**Page text**.
Curbing inflation has been the overall target of monetary policy in Turkey since February 2001, but until regime switching price stability used to be one of main goals of CB, as Turkey possessed one of the most inflated economies of Middle East. At the end of 80s and at the beginning of 90s inflation rates fluctuated between 40% and 110% annually (Rivlin,2003). After regime switching, "furious" response of CB to inflation made it possible to chain inflation down to one digit values. Following Curdia and Finocchiaro (2005) I define monetary policy rule for the first and second regime, as modified Taylor rule and "conventional" Taylor rule respectively. As previously stated, remarkable inflation history of Turkish economy validates using modified Taylor rule for the first regime. Modified Taylor rule can be described as an interest rate rule, whereat CB reacts to a change in the nominal exchange rate as well.

**Brief**.
Retype the paragraph above on Turkish monetary policy and inflation word for word.

**Information provided**.
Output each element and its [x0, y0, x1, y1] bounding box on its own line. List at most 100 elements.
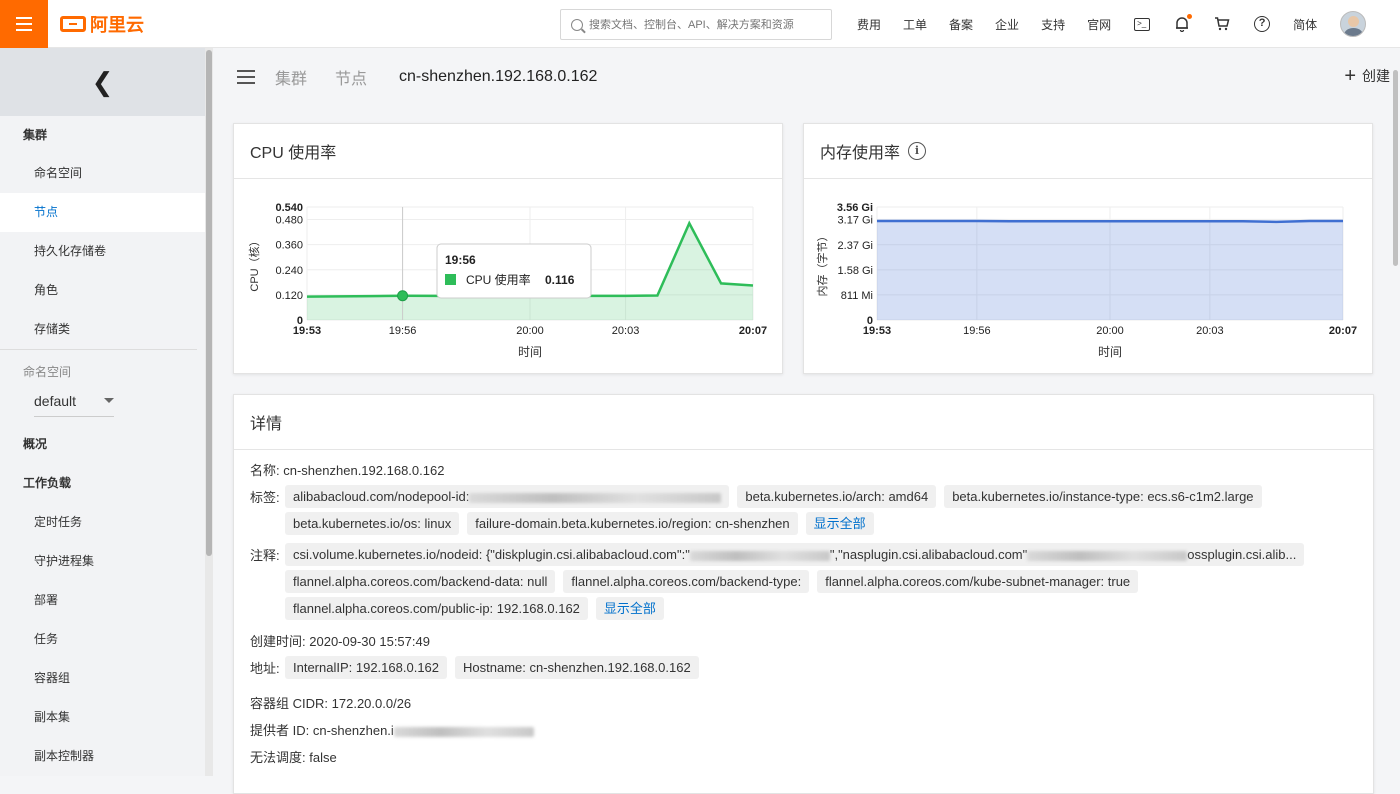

**Result of this task**.
Curbing inflation has been the overall target of monetary policy in Turkey since February 2001, but until regime switching price stability used to be one of main goals of CB, as Turkey possessed one of the most inflated economies of Middle East. At the end of 80s and at the beginning of 90s inflation rates fluctuated between 40% and 110% annually (Rivlin,2003). After regime switching, "furious" response of CB to inflation made it possible to chain inflation down to one digit values. Following Curdia and Finocchiaro (2005) I define monetary policy rule for the first and second regime, as modified Taylor rule and "conventional" Taylor rule respectively. As previously stated, remarkable inflation history of Turkish economy validates using modified Taylor rule for the first regime. Modified Taylor rule can be described as an interest rate rule, whereat CB reacts to a change in the nominal exchange rate as well.